TEXTO DE ORIGEN:
Con mucho cariño,
Joyce
Medio en broma medio en serio estoy pensando en enviar un boletín por correo electrónico a mis amigos: «Por favor, no os riáis de mí ni os alarméis, pero ¿podría "contratar" a alguno de vosotros -si pudierais superar los escrúpulos de la amistad y dejar que os pagara de alguna forma- para mantenerme viva un año, por lo menos? Si no…».
Desde luego, esto es sólo medio en serio.
Desde luego, no me atrevo a dejar ver tal desesperación, se dispararían los cotilleos como la pólvora entre nuestro círculo de amigos y más allá, horriblemente más allá, en círculos concéntricos de amigos íntimos, «buenos» amigos, conocidos, colegas, desconocidos, para estallar en internet, relucientes y llenos de morbo para disfrute de todos.

DATOS PROPORCIONADOS:
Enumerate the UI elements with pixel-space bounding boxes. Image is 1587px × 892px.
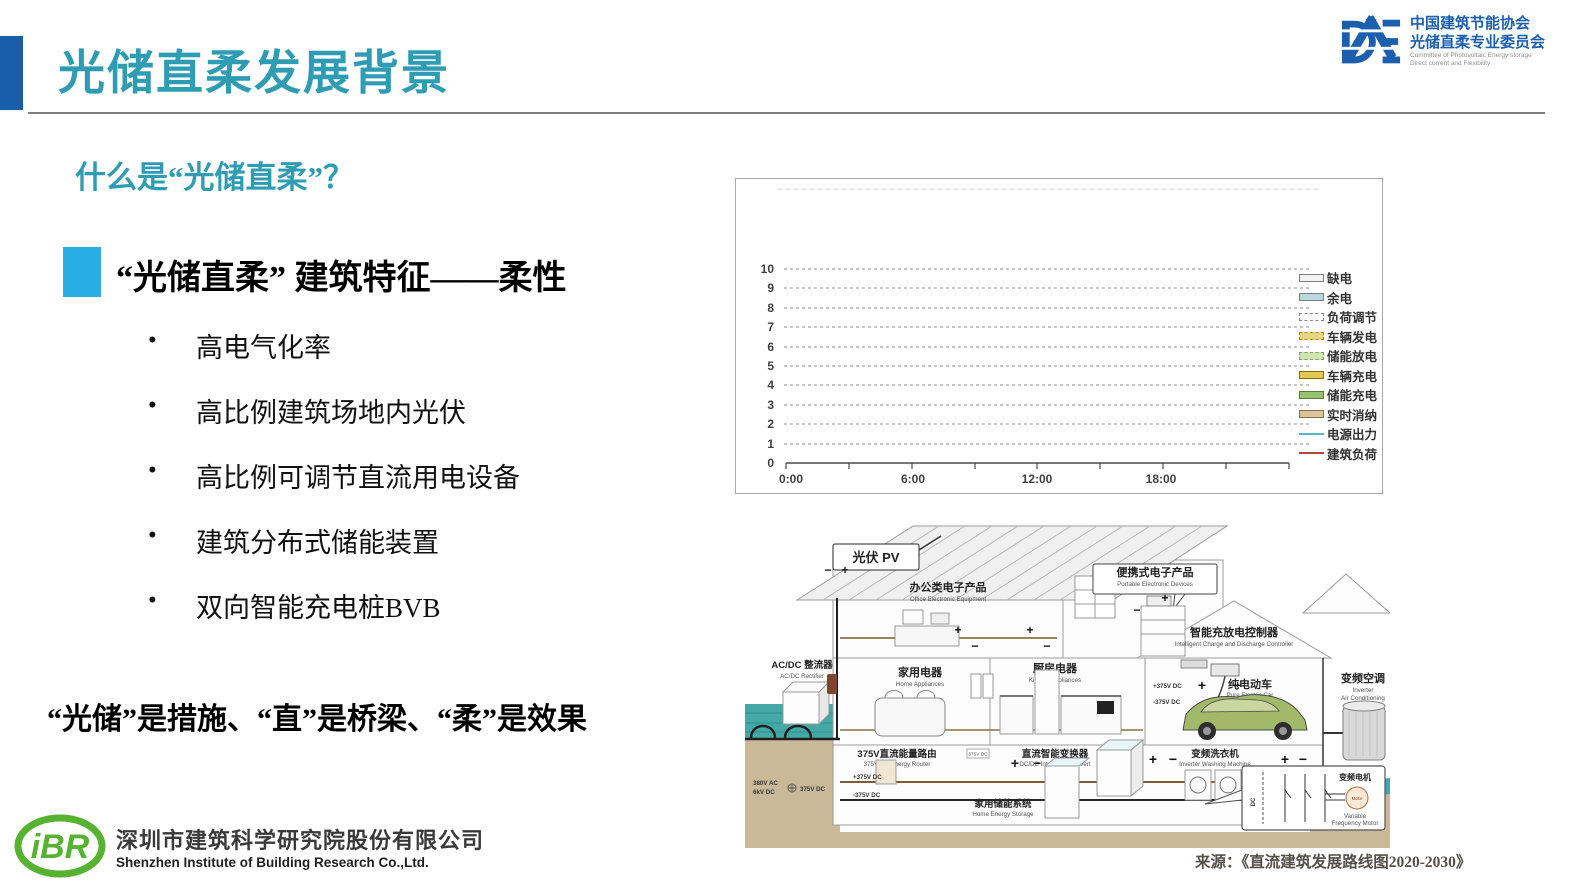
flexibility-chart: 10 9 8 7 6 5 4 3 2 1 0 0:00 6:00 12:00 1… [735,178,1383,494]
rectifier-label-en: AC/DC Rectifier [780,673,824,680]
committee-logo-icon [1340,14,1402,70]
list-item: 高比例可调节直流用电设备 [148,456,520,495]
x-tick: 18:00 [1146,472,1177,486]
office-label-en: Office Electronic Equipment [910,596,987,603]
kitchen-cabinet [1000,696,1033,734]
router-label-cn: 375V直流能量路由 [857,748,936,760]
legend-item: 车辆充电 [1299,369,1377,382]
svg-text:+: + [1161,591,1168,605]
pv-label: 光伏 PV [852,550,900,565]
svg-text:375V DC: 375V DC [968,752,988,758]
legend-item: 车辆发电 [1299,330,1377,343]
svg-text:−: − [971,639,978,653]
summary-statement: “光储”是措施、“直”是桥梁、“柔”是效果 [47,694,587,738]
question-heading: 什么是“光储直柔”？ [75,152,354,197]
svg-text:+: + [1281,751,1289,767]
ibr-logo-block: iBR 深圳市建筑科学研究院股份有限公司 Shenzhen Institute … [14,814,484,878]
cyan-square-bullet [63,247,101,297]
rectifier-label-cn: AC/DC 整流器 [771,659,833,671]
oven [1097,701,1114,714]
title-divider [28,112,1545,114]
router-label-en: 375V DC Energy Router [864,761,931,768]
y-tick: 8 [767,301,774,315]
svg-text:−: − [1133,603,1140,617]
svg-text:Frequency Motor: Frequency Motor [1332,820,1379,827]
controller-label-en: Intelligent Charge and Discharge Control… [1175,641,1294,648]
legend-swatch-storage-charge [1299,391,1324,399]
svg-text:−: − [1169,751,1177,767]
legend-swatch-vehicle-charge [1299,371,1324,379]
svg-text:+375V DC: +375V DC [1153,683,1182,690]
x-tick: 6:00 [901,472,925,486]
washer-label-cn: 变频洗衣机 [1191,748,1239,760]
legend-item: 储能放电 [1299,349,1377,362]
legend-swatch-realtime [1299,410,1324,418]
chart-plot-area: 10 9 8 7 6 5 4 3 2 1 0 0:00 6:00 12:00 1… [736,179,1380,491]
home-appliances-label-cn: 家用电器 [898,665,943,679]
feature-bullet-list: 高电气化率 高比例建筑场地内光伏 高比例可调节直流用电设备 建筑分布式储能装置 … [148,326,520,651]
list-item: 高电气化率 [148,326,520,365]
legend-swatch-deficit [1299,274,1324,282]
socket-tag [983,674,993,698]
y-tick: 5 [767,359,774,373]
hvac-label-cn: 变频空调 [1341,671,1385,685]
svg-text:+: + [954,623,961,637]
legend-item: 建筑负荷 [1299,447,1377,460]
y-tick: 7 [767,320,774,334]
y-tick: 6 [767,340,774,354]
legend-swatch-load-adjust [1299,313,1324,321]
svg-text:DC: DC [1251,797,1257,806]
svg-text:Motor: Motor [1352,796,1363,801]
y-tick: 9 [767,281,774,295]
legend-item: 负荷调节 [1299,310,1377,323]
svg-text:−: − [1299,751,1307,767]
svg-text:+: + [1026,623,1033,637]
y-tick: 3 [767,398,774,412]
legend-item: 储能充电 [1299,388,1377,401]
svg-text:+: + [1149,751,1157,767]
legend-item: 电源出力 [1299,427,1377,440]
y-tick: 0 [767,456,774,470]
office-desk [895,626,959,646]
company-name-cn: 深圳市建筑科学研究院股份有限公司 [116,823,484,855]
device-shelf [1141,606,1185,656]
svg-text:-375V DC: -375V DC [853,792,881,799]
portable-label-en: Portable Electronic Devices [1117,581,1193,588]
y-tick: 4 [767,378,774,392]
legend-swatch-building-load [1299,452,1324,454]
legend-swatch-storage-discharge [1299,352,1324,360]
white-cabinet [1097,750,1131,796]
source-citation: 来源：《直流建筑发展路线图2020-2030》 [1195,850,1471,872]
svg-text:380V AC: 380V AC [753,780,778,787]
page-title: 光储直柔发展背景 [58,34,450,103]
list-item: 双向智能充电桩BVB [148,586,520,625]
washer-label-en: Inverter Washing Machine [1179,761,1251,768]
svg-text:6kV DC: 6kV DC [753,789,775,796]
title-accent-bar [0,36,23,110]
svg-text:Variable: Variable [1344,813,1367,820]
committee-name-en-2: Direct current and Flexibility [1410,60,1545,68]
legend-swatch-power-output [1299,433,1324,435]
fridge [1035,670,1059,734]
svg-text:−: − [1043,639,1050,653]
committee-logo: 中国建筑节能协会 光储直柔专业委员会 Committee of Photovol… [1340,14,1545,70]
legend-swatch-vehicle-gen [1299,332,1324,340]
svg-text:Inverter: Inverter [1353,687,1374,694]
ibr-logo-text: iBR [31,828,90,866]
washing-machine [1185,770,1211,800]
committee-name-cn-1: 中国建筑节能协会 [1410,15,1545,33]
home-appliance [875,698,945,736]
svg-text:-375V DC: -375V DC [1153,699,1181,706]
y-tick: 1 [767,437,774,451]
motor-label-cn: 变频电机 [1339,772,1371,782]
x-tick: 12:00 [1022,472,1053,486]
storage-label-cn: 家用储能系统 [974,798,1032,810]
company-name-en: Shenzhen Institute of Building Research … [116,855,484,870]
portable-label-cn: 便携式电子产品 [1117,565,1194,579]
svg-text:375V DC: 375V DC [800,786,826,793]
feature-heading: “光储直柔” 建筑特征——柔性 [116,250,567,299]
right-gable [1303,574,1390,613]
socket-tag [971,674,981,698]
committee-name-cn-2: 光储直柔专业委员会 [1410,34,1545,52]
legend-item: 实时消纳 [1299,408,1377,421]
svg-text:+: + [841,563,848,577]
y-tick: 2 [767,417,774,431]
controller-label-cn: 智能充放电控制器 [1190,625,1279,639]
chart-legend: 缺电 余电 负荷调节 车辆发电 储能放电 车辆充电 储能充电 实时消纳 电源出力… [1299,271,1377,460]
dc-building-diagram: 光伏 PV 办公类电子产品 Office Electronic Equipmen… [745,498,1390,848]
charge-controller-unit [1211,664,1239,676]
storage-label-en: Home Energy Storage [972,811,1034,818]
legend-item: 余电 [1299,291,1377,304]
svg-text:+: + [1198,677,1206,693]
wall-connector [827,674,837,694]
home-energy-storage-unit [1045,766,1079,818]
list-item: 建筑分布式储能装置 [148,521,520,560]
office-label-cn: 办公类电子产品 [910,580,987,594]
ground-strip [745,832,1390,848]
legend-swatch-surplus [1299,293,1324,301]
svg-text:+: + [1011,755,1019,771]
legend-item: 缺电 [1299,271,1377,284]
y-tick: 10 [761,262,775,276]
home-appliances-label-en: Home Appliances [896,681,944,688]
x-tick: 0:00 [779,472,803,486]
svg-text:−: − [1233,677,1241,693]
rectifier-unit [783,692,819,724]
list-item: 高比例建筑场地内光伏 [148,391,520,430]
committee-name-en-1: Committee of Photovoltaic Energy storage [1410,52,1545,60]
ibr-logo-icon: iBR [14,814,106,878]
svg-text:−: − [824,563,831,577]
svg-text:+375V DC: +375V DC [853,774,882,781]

INSTRUCCIONES:
1 - Resuma el fragmento en dos oraciones.
2 - Reproduzca literalmente el pasaje del fragmento que comienza en "Desde luego, no" y termina en "disfrute de todos.".
Para responder, básese únicamente en el fragmento.

RESULTADOS POR TAREA:
1 - Quien escribe piensa, medio en broma medio en serio, en enviar a sus amigos un boletín por correo electrónico para preguntarles si alguno aceptaría ser «contratado» y recibir algún pago a cambio de ayudar a sobrevivir al menos un año. Sin embargo, no se atreve a dejar ver tal desesperación, porque los cotilleos se dispararían por círculos cada vez más amplios de amigos, conocidos y desconocidos hasta estallar en internet.

2 -
Desde luego, no me atrevo a dejar ver tal desesperación, se dispararían los cotilleos como la pólvora entre nuestro círculo de amigos y más allá, horriblemente más allá, en círculos concéntricos de amigos íntimos, «buenos» amigos, conocidos, colegas, desconocidos, para estallar en internet, relucientes y llenos de morbo para disfrute de todos.